:: Task objective ::
Below is a block of records; repeat each one exactly.

:: Input for this task ::
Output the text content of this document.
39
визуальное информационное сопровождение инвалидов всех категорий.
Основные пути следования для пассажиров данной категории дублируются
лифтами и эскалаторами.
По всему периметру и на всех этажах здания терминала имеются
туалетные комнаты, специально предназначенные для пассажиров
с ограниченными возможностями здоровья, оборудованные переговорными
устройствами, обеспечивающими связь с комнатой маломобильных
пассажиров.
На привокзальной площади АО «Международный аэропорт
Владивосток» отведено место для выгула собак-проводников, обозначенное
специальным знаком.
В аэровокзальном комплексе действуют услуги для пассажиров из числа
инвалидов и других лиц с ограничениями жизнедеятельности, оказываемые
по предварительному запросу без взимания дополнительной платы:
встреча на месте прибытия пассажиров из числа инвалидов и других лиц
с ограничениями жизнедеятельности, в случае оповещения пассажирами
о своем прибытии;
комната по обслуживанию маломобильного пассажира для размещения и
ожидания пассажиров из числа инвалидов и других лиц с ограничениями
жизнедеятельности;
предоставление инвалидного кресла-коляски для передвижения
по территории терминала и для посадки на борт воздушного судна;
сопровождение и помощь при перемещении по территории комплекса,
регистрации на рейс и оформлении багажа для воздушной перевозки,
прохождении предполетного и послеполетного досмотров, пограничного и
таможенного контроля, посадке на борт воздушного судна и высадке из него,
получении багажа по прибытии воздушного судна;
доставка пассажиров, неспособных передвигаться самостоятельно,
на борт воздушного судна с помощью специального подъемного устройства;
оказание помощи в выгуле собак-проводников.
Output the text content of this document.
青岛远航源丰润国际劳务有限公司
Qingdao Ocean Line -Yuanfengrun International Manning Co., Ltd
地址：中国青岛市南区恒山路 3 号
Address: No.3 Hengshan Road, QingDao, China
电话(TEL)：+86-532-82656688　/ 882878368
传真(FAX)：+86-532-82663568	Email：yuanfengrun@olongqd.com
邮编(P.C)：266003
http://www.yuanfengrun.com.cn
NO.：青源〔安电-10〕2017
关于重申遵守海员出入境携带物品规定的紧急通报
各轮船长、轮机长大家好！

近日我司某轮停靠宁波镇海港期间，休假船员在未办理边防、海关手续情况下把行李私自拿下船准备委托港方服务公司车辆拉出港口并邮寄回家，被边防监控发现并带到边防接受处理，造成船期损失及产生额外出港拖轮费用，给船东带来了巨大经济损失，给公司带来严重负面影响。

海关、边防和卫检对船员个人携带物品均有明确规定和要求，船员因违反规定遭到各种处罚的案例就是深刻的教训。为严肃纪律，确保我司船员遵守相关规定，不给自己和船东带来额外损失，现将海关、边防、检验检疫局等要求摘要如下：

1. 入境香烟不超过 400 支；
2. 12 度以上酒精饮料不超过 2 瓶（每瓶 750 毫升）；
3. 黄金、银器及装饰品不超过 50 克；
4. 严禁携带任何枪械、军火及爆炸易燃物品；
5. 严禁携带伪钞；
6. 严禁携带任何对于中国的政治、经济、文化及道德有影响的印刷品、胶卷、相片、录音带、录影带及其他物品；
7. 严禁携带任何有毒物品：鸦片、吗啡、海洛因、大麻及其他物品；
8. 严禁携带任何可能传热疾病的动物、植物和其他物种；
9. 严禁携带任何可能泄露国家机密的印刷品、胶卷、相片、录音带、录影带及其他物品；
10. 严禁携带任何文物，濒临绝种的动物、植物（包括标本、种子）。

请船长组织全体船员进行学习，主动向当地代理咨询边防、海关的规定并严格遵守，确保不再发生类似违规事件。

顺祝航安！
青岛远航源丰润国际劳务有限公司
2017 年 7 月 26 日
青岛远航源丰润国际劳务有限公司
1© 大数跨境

:: Answer for this exercise ::
Output the text content of this document.
39
визуальное информационное сопровождение инвалидов всех категорий.
Основные пути следования для пассажиров данной категории дублируются
лифтами и эскалаторами.
По всему периметру и на всех этажах здания терминала имеются
туалетные комнаты, специально предназначенные для пассажиров
с ограниченными возможностями здоровья, оборудованные переговорными
устройствами, обеспечивающими связь с комнатой маломобильных
пассажиров.
На привокзальной площади АО «Международный аэропорт
Владивосток» отведено место для выгула собак-проводников, обозначенное
специальным знаком.
В аэровокзальном комплексе действуют услуги для пассажиров из числа
инвалидов и других лиц с ограничениями жизнедеятельности, оказываемые
по предварительному запросу без взимания дополнительной платы:
встреча на месте прибытия пассажиров из числа инвалидов и других лиц
с ограничениями жизнедеятельности, в случае оповещения пассажирами
о своем прибытии;
комната по обслуживанию маломобильного пассажира для размещения и
ожидания пассажиров из числа инвалидов и других лиц с ограничениями
жизнедеятельности;
предоставление инвалидного кресла-коляски для передвижения
по территории терминала и для посадки на борт воздушного судна;
сопровождение и помощь при перемещении по территории комплекса,
регистрации на рейс и оформлении багажа для воздушной перевозки,
прохождении предполетного и послеполетного досмотров, пограничного и
таможенного контроля, посадке на борт воздушного судна и высадке из него,
получении багажа по прибытии воздушного судна;
доставка пассажиров, неспособных передвигаться самостоятельно,
на борт воздушного судна с помощью специального подъемного устройства;
оказание помощи в выгуле собак-проводников.
Output the text content of this document.
青岛远航源丰润国际劳务有限公司
Qingdao Ocean Line -Yuanfengrun International Manning Co., Ltd
地址：中国青岛市南区恒山路 3 号
Address: No.3 Hengshan Road, QingDao, China
电话(TEL)：+86-532-82656688　/ 882878368
传真(FAX)：+86-532-82663568	Email：yuanfengrun@olongqd.com
邮编(P.C)：266003
http://www.yuanfengrun.com.cn
NO.：青源〔安电-10〕2017
关于重申遵守海员出入境携带物品规定的紧急通报
各轮船长、轮机长大家好！

近日我司某轮停靠宁波镇海港期间，休假船员在未办理边防、海关手续情况下把行李私自拿下船准备委托港方服务公司车辆拉出港口并邮寄回家，被边防监控发现并带到边防接受处理，造成船期损失及产生额外出港拖轮费用，给船东带来了巨大经济损失，给公司带来严重负面影响。

海关、边防和卫检对船员个人携带物品均有明确规定和要求，船员因违反规定遭到各种处罚的案例就是深刻的教训。为严肃纪律，确保我司船员遵守相关规定，不给自己和船东带来额外损失，现将海关、边防、检验检疫局等要求摘要如下：

1. 入境香烟不超过 400 支；
2. 12 度以上酒精饮料不超过 2 瓶（每瓶 750 毫升）；
3. 黄金、银器及装饰品不超过 50 克；
4. 严禁携带任何枪械、军火及爆炸易燃物品；
5. 严禁携带伪钞；
6. 严禁携带任何对于中国的政治、经济、文化及道德有影响的印刷品、胶卷、相片、录音带、录影带及其他物品；
7. 严禁携带任何有毒物品：鸦片、吗啡、海洛因、大麻及其他物品；
8. 严禁携带任何可能传热疾病的动物、植物和其他物种；
9. 严禁携带任何可能泄露国家机密的印刷品、胶卷、相片、录音带、录影带及其他物品；
10. 严禁携带任何文物，濒临绝种的动物、植物（包括标本、种子）。

请船长组织全体船员进行学习，主动向当地代理咨询边防、海关的规定并严格遵守，确保不再发生类似违规事件。

顺祝航安！
青岛远航源丰润国际劳务有限公司
2017 年 7 月 26 日
青岛远航源丰润国际劳务有限公司
1© 大数跨境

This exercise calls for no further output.